──────── Supplied entries

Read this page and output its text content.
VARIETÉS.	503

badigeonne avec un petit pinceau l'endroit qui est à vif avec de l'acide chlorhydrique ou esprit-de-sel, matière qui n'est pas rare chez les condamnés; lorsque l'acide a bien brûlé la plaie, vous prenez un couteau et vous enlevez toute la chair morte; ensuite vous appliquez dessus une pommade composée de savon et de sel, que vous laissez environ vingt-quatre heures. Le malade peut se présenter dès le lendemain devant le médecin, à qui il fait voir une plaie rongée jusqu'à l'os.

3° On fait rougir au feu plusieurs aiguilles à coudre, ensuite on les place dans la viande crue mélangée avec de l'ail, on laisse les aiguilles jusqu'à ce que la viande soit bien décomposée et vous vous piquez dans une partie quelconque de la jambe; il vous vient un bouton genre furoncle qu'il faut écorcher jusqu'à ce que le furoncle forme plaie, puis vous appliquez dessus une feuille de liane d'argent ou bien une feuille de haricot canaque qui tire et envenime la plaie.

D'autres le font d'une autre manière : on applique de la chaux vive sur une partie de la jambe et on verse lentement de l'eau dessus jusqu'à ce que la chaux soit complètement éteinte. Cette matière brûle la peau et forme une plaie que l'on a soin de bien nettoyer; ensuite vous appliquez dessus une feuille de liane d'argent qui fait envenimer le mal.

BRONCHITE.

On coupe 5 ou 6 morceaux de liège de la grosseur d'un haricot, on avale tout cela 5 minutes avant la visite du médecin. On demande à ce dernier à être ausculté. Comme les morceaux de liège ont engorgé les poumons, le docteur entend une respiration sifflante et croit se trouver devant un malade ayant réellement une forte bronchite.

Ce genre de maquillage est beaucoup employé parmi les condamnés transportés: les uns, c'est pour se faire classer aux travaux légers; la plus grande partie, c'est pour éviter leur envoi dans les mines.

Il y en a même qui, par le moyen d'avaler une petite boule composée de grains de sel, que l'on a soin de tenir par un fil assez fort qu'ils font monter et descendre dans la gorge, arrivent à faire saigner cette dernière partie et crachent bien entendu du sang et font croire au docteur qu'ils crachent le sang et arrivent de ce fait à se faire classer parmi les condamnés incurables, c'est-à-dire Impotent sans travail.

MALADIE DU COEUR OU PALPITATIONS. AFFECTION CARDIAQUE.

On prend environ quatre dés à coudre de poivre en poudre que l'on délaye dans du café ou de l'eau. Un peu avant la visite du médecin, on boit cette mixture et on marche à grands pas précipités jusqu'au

────────────────

Extract the full set of entries word for word.

The result
Read this page and output its text content.
VARIETÉS.	503

badigeonne avec un petit pinceau l'endroit qui est à vif avec de l'acide chlorhydrique ou esprit-de-sel, matière qui n'est pas rare chez les condamnés; lorsque l'acide a bien brûlé la plaie, vous prenez un couteau et vous enlevez toute la chair morte; ensuite vous appliquez dessus une pommade composée de savon et de sel, que vous laissez environ vingt-quatre heures. Le malade peut se présenter dès le lendemain devant le médecin, à qui il fait voir une plaie rongée jusqu'à l'os.

3° On fait rougir au feu plusieurs aiguilles à coudre, ensuite on les place dans la viande crue mélangée avec de l'ail, on laisse les aiguilles jusqu'à ce que la viande soit bien décomposée et vous vous piquez dans une partie quelconque de la jambe; il vous vient un bouton genre furoncle qu'il faut écorcher jusqu'à ce que le furoncle forme plaie, puis vous appliquez dessus une feuille de liane d'argent ou bien une feuille de haricot canaque qui tire et envenime la plaie.

D'autres le font d'une autre manière : on applique de la chaux vive sur une partie de la jambe et on verse lentement de l'eau dessus jusqu'à ce que la chaux soit complètement éteinte. Cette matière brûle la peau et forme une plaie que l'on a soin de bien nettoyer; ensuite vous appliquez dessus une feuille de liane d'argent qui fait envenimer le mal.

BRONCHITE.

On coupe 5 ou 6 morceaux de liège de la grosseur d'un haricot, on avale tout cela 5 minutes avant la visite du médecin. On demande à ce dernier à être ausculté. Comme les morceaux de liège ont engorgé les poumons, le docteur entend une respiration sifflante et croit se trouver devant un malade ayant réellement une forte bronchite.

Ce genre de maquillage est beaucoup employé parmi les condamnés transportés: les uns, c'est pour se faire classer aux travaux légers; la plus grande partie, c'est pour éviter leur envoi dans les mines.

Il y en a même qui, par le moyen d'avaler une petite boule composée de grains de sel, que l'on a soin de tenir par un fil assez fort qu'ils font monter et descendre dans la gorge, arrivent à faire saigner cette dernière partie et crachent bien entendu du sang et font croire au docteur qu'ils crachent le sang et arrivent de ce fait à se faire classer parmi les condamnés incurables, c'est-à-dire Impotent sans travail.

MALADIE DU COEUR OU PALPITATIONS. AFFECTION CARDIAQUE.

On prend environ quatre dés à coudre de poivre en poudre que l'on délaye dans du café ou de l'eau. Un peu avant la visite du médecin, on boit cette mixture et on marche à grands pas précipités jusqu'au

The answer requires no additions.